======== Text segment

When trying to characterise the protagonist, the first part of the text successfully avoids being trapped into a unified, consistent personality that would identify with past trauma and use it to excuse her own actions. The author tries to show addiction in a more complex way, as a product of accidental or less accidental events and emotions, but also as a product of the constant pressure on the individual to ever-increasing efficiency, success and functionality. […] The production is saved by the strong, entertaining and complex dialogues, which unfortunately ebb towards the end, but especially by Janja Majzelj’s outstanding presence, cogency and energy.
Macmillan built his entire text on playing between theatre and life, truth and lie, and his masterfully written dialogues constantly pull the carpet from under the seemingly tangible facts. […] By focusing on the text and including surrealistic elements in the space, Pograjc creates a world that is at once known and unusual and invites us to question the borders between the real and the imaginary. At the forefront of this intertwining is the large ensemble […] with Janja Majzelj in the role of Emma. As the central figure of the dramatic action, Majzelj captures the protagonist’s complex emotions with authenticity and vulnerability and adds a perfectly measured dose of cynism so that the question of the reality of her performance remains open. By perfectly nuancing their own interpretations the rest of the cast brings depth and layers to Emma’s story, which allows them to successfully navigate between establishing their own drama characters and emphasising the state of the protagonist’s soul.
A touching drama of the struggle to survive that focuses on the dynamics and resolutions of the stories of addiction (and therefore takes place mostly in a rehab centre) builds upon the similar scenarios of the treated patients, but never slides into creating cliches. In the production (which also includes marionettes) this tableau, full of mirroring from the great canvas of society to the individual and back to the image of the non-reflected destructions and nihilisms of the society, focuses on the female trauma and her wounded autonomous essence. The fantastic Janja Majzelj, witty and brutally convincing, astonishing in the indescribable suffering that accompanies the destroyed actress’s recovery – pieces together Emma’s torn and broken personality, burdened with denial, guilt and shame. The production thus covers several perspectives, through which we can observe a human figure and its role in theatre and the world. It is about the division between illusion and reality, about the tension between intense acting of roles and the dull landing in one’s own self. Not that emphasised, but present, in addition to support groups, the belief in support immanence also shows to be trustworthy.

================

(What to work on)
• 1. Answer these from the review excerpts:
(a) Who plays the role of Emma?
(b) Where does the drama mostly take place?
(c) Besides its actors, what does the production also include, according to the third excerpt?
• 2. List every person or character named in the review excerpts.

======== Information supplied

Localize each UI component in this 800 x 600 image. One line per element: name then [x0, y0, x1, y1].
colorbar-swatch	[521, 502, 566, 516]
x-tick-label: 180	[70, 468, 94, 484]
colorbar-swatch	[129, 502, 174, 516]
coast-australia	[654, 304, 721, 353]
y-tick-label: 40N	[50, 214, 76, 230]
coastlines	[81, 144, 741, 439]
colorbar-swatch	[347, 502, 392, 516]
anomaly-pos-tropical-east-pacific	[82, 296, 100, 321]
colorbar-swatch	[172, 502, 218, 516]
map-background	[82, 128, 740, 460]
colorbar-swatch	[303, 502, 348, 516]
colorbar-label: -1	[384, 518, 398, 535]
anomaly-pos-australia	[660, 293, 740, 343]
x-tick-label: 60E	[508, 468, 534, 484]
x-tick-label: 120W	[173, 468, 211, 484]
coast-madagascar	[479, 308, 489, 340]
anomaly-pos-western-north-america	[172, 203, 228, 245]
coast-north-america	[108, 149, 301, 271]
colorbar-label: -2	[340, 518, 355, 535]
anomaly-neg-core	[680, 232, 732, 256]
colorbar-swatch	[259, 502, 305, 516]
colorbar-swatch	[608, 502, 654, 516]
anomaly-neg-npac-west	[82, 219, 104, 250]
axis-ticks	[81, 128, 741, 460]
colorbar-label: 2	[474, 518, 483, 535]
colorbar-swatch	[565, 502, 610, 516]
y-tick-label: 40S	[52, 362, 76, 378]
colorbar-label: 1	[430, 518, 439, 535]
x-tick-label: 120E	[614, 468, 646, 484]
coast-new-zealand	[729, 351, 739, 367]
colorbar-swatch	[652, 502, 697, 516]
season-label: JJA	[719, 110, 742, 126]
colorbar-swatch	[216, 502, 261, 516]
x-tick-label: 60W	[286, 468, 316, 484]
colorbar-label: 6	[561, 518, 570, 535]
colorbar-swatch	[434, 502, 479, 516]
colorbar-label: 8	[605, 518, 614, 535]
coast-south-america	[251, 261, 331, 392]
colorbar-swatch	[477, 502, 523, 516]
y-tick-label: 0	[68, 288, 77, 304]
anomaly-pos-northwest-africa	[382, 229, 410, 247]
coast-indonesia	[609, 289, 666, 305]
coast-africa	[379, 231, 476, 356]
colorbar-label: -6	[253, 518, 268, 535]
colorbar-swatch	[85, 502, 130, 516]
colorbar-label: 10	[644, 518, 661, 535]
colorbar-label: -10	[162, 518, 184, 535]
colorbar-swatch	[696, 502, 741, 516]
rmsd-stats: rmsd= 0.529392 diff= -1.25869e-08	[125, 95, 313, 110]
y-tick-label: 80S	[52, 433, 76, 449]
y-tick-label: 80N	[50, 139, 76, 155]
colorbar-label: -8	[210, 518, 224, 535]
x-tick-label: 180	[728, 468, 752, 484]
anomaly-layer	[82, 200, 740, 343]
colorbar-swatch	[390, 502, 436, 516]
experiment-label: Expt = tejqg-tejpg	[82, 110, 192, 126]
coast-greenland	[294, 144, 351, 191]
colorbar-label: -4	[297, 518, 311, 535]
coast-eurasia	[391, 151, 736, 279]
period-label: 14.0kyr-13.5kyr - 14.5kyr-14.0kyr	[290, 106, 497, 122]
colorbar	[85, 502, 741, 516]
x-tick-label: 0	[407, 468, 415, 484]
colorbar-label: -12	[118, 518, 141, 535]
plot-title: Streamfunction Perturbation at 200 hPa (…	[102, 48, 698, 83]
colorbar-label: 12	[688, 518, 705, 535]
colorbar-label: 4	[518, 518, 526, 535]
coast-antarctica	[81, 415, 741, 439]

================

(Responses in order)
• 1.
(a) Janja Majzelj
(b) In a rehab centre
(c) Marionettes

• 2. Janja Majzelj, Macmillan, Pograjc, Emma